→ Instructions for the task
In the data that follows, count the lines in which the word "content" occurs, and report that figure alone.

→ Entries supplied
%%

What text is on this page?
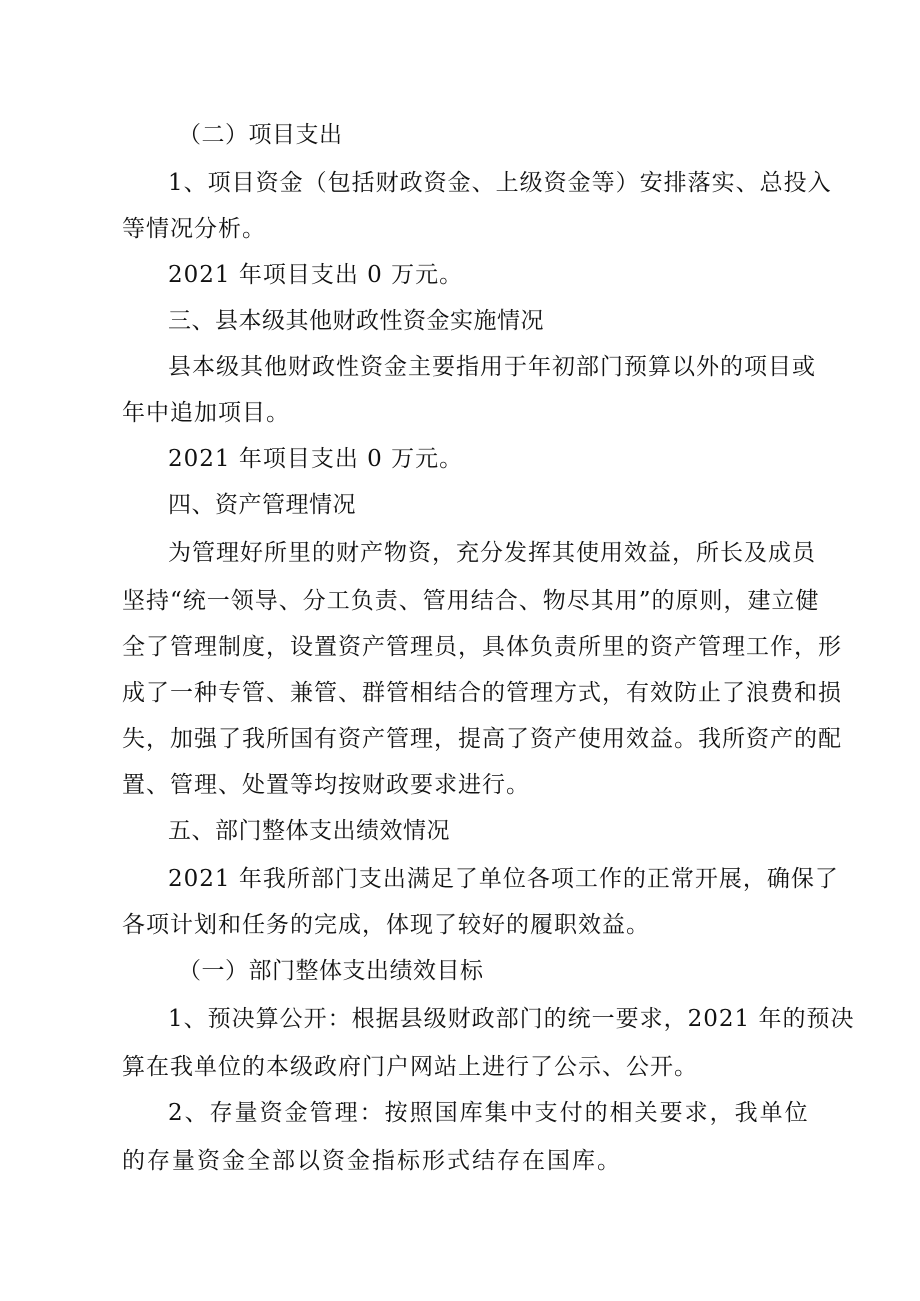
（二）项目支出
1、项目资金（包括财政资金、上级资金等）安排落实、总投入
等情况分析。
2021 年项目支出 0 万元。
三、县本级其他财政性资金实施情况
县本级其他财政性资金主要指用于年初部门预算以外的项目或
年中追加项目。
2021 年项目支出 0 万元。
四、资产管理情况
为管理好所里的财产物资，充分发挥其使用效益，所长及成员
坚持“统一领导、分工负责、管用结合、物尽其用”的原则，建立健
全了管理制度，设置资产管理员，具体负责所里的资产管理工作，形
成了一种专管、兼管、群管相结合的管理方式，有效防止了浪费和损
失，加强了我所国有资产管理，提高了资产使用效益。我所资产的配
置、管理、处置等均按财政要求进行。
五、部门整体支出绩效情况
2021 年我所部门支出满足了单位各项工作的正常开展，确保了
各项计划和任务的完成，体现了较好的履职效益。
（一）部门整体支出绩效目标
1、预决算公开：根据县级财政部门的统一要求，2021 年的预决
算在我单位的本级政府门户网站上进行了公示、公开。
2、存量资金管理：按照国库集中支付的相关要求，我单位
的存量资金全部以资金指标形式结存在国库。
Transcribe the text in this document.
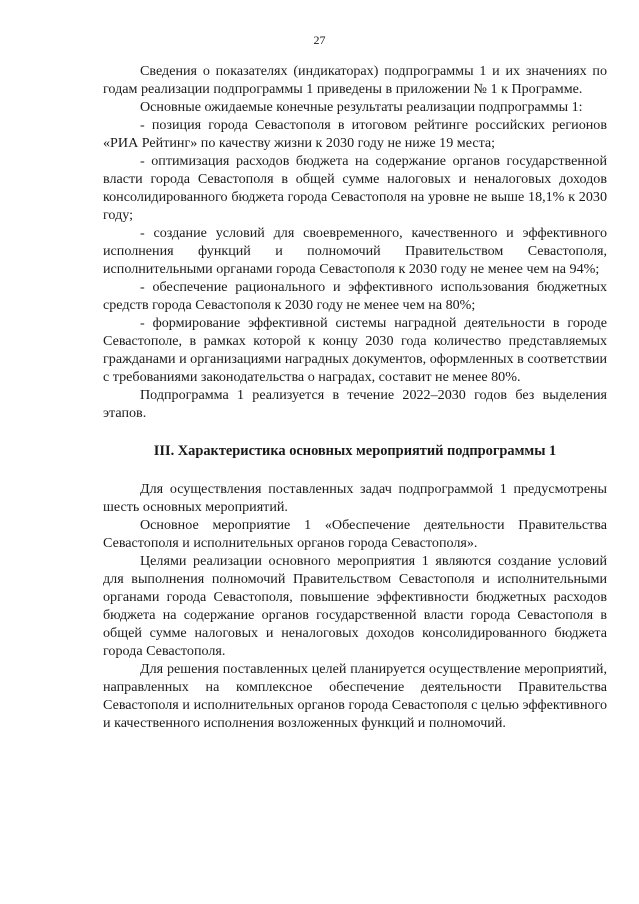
27

Сведения о показателях (индикаторах) подпрограммы 1 и их значениях по годам реализации подпрограммы 1 приведены в приложении № 1 к Программе.

Основные ожидаемые конечные результаты реализации подпрограммы 1:

- позиция города Севастополя в итоговом рейтинге российских регионов «РИА Рейтинг» по качеству жизни к 2030 году не ниже 19 места;

- оптимизация расходов бюджета на содержание органов государственной власти города Севастополя в общей сумме налоговых и неналоговых доходов консолидированного бюджета города Севастополя на уровне не выше 18,1% к 2030 году;

- создание условий для своевременного, качественного и эффективного исполнения функций и полномочий Правительством Севастополя, исполнительными органами города Севастополя к 2030 году не менее чем на 94%;

- обеспечение рационального и эффективного использования бюджетных средств города Севастополя к 2030 году не менее чем на 80%;

- формирование эффективной системы наградной деятельности в городе Севастополе, в рамках которой к концу 2030 года количество представляемых гражданами и организациями наградных документов, оформленных в соответствии с требованиями законодательства о наградах, составит не менее 80%.

Подпрограмма 1 реализуется в течение 2022–2030 годов без выделения этапов.

III. Характеристика основных мероприятий подпрограммы 1

Для осуществления поставленных задач подпрограммой 1 предусмотрены шесть основных мероприятий.

Основное мероприятие 1 «Обеспечение деятельности Правительства Севастополя и исполнительных органов города Севастополя».

Целями реализации основного мероприятия 1 являются создание условий для выполнения полномочий Правительством Севастополя и исполнительными органами города Севастополя, повышение эффективности бюджетных расходов бюджета на содержание органов государственной власти города Севастополя в общей сумме налоговых и неналоговых доходов консолидированного бюджета города Севастополя.

Для решения поставленных целей планируется осуществление мероприятий, направленных на комплексное обеспечение деятельности Правительства Севастополя и исполнительных органов города Севастополя с целью эффективного и качественного исполнения возложенных функций и полномочий.
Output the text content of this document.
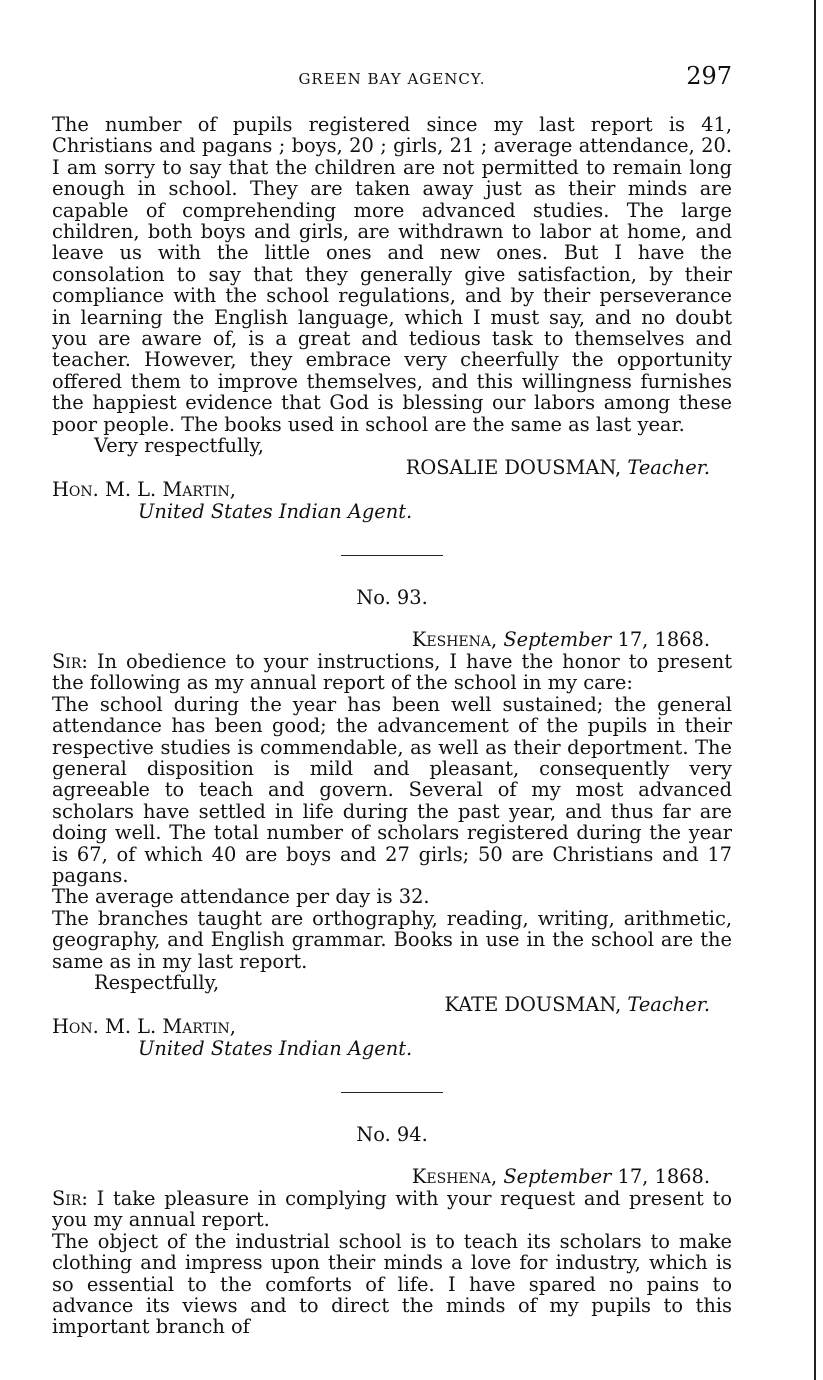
GREEN BAY AGENCY.	297

The number of pupils registered since my last report is 41, Christians and pagans ; boys, 20 ; girls, 21 ; average attendance, 20. I am sorry to say that the children are not permitted to remain long enough in school. They are taken away just as their minds are capable of comprehending more advanced studies. The large children, both boys and girls, are withdrawn to labor at home, and leave us with the little ones and new ones. But I have the consolation to say that they generally give satisfaction, by their compliance with the school regulations, and by their perseverance in learning the English language, which I must say, and no doubt you are aware of, is a great and tedious task to themselves and teacher. However, they embrace very cheerfully the opportunity offered them to improve themselves, and this willingness furnishes the happiest evidence that God is blessing our labors among these poor people. The books used in school are the same as last year.

Very respectfully,
ROSALIE DOUSMAN, Teacher.
Hon. M. L. Martin,
United States Indian Agent.
No. 93.
Keshena, September 17, 1868.

Sir: In obedience to your instructions, I have the honor to present the following as my annual report of the school in my care:

The school during the year has been well sustained; the general attendance has been good; the advancement of the pupils in their respective studies is commendable, as well as their deportment. The general disposition is mild and pleasant, consequently very agreeable to teach and govern. Several of my most advanced scholars have settled in life during the past year, and thus far are doing well. The total number of scholars registered during the year is 67, of which 40 are boys and 27 girls; 50 are Christians and 17 pagans.

The average attendance per day is 32.

The branches taught are orthography, reading, writing, arithmetic, geography, and English grammar. Books in use in the school are the same as in my last report.

Respectfully,
KATE DOUSMAN, Teacher.
Hon. M. L. Martin,
United States Indian Agent.
No. 94.
Keshena, September 17, 1868.

Sir: I take pleasure in complying with your request and present to you my annual report.

The object of the industrial school is to teach its scholars to make clothing and impress upon their minds a love for industry, which is so essential to the comforts of life. I have spared no pains to advance its views and to direct the minds of my pupils to this important branch of
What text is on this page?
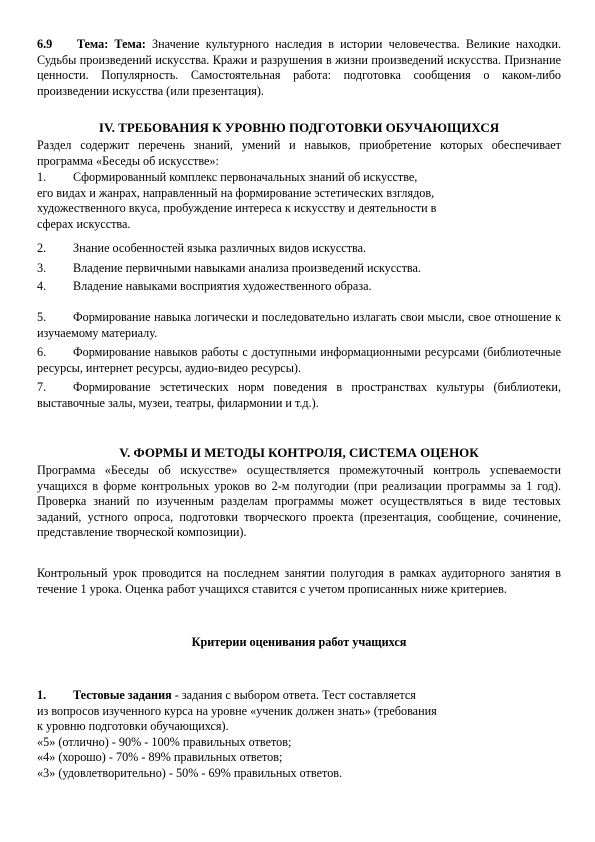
6.9 Тема: Тема: Значение культурного наследия в истории человечества. Великие находки. Судьбы произведений искусства. Кражи и разрушения в жизни произведений искусства. Признание ценности. Популярность. Самостоятельная работа: подготовка сообщения о каком-либо произведении искусства (или презентация).

IV. ТРЕБОВАНИЯ К УРОВНЮ ПОДГОТОВКИ ОБУЧАЮЩИХСЯ

Раздел содержит перечень знаний, умений и навыков, приобретение которых обеспечивает программа «Беседы об искусстве»:

1. Сформированный комплекс первоначальных знаний об искусстве,
его видах и жанрах, направленный на формирование эстетических взглядов,
художественного вкуса, пробуждение интереса к искусству и деятельности в
сферах искусства.
2. Знание особенностей языка различных видов искусства.
3. Владение первичными навыками анализа произведений искусства.
4. Владение навыками восприятия художественного образа.

5. Формирование навыка логически и последовательно излагать свои мысли, свое отношение к изучаемому материалу.

6. Формирование навыков работы с доступными информационными ресурсами (библиотечные ресурсы, интернет ресурсы, аудио-видео ресурсы).

7. Формирование эстетических норм поведения в пространствах культуры (библиотеки, выставочные залы, музеи, театры, филармонии и т.д.).

V. ФОРМЫ И МЕТОДЫ КОНТРОЛЯ, СИСТЕМА ОЦЕНОК

Программа «Беседы об искусстве» осуществляется промежуточный контроль успеваемости учащихся в форме контрольных уроков во 2-м полугодии (при реализации программы за 1 год). Проверка знаний по изученным разделам программы может осуществляться в виде тестовых заданий, устного опроса, подготовки творческого проекта (презентация, сообщение, сочинение, представление творческой композиции).

Контрольный урок проводится на последнем занятии полугодия в рамках аудиторного занятия в течение 1 урока. Оценка работ учащихся ставится с учетом прописанных ниже критериев.

Критерии оценивания работ учащихся
1. Тестовые задания - задания с выбором ответа. Тест составляется
из вопросов изученного курса на уровне «ученик должен знать» (требования
к уровню подготовки обучающихся).
«5» (отлично) - 90% - 100% правильных ответов;
«4» (хорошо) - 70% - 89% правильных ответов;
«3» (удовлетворительно) - 50% - 69% правильных ответов.
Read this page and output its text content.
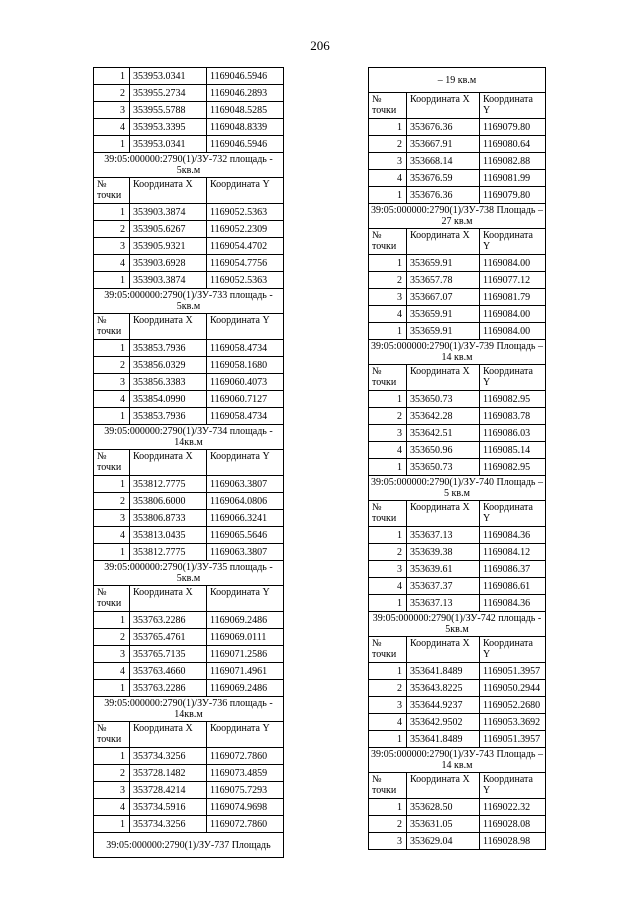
206
1	353953.0341	1169046.5946
2	353955.2734	1169046.2893
3	353955.5788	1169048.5285
4	353953.3395	1169048.8339
1	353953.0341	1169046.5946
39:05:000000:2790(1)/ЗУ-732 площадь - 5кв.м		
№ точки	Координата X	Координата Y
1	353903.3874	1169052.5363
2	353905.6267	1169052.2309
3	353905.9321	1169054.4702
4	353903.6928	1169054.7756
1	353903.3874	1169052.5363
39:05:000000:2790(1)/ЗУ-733 площадь - 5кв.м		
№ точки	Координата X	Координата Y
1	353853.7936	1169058.4734
2	353856.0329	1169058.1680
3	353856.3383	1169060.4073
4	353854.0990	1169060.7127
1	353853.7936	1169058.4734
39:05:000000:2790(1)/ЗУ-734 площадь - 14кв.м		
№ точки	Координата X	Координата Y
1	353812.7775	1169063.3807
2	353806.6000	1169064.0806
3	353806.8733	1169066.3241
4	353813.0435	1169065.5646
1	353812.7775	1169063.3807
39:05:000000:2790(1)/ЗУ-735 площадь - 5кв.м		
№ точки	Координата X	Координата Y
1	353763.2286	1169069.2486
2	353765.4761	1169069.0111
3	353765.7135	1169071.2586
4	353763.4660	1169071.4961
1	353763.2286	1169069.2486
39:05:000000:2790(1)/ЗУ-736 площадь - 14кв.м		
№ точки	Координата X	Координата Y
1	353734.3256	1169072.7860
2	353728.1482	1169073.4859
3	353728.4214	1169075.7293
4	353734.5916	1169074.9698
1	353734.3256	1169072.7860
39:05:000000:2790(1)/ЗУ-737 Площадь		
– 19 кв.м		
№ точки	Координата X	Координата Y
1	353676.36	1169079.80
2	353667.91	1169080.64
3	353668.14	1169082.88
4	353676.59	1169081.99
1	353676.36	1169079.80
39:05:000000:2790(1)/ЗУ-738 Площадь – 27 кв.м		
№ точки	Координата X	Координата Y
1	353659.91	1169084.00
2	353657.78	1169077.12
3	353667.07	1169081.79
4	353659.91	1169084.00
1	353659.91	1169084.00
39:05:000000:2790(1)/ЗУ-739 Площадь – 14 кв.м		
№ точки	Координата X	Координата Y
1	353650.73	1169082.95
2	353642.28	1169083.78
3	353642.51	1169086.03
4	353650.96	1169085.14
1	353650.73	1169082.95
39:05:000000:2790(1)/ЗУ-740 Площадь – 5 кв.м		
№ точки	Координата X	Координата Y
1	353637.13	1169084.36
2	353639.38	1169084.12
3	353639.61	1169086.37
4	353637.37	1169086.61
1	353637.13	1169084.36
39:05:000000:2790(1)/ЗУ-742 площадь - 5кв.м		
№ точки	Координата X	Координата Y
1	353641.8489	1169051.3957
2	353643.8225	1169050.2944
3	353644.9237	1169052.2680
4	353642.9502	1169053.3692
1	353641.8489	1169051.3957
39:05:000000:2790(1)/ЗУ-743 Площадь – 14 кв.м		
№ точки	Координата X	Координата Y
1	353628.50	1169022.32
2	353631.05	1169028.08
3	353629.04	1169028.98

%%

→ Output for this task
2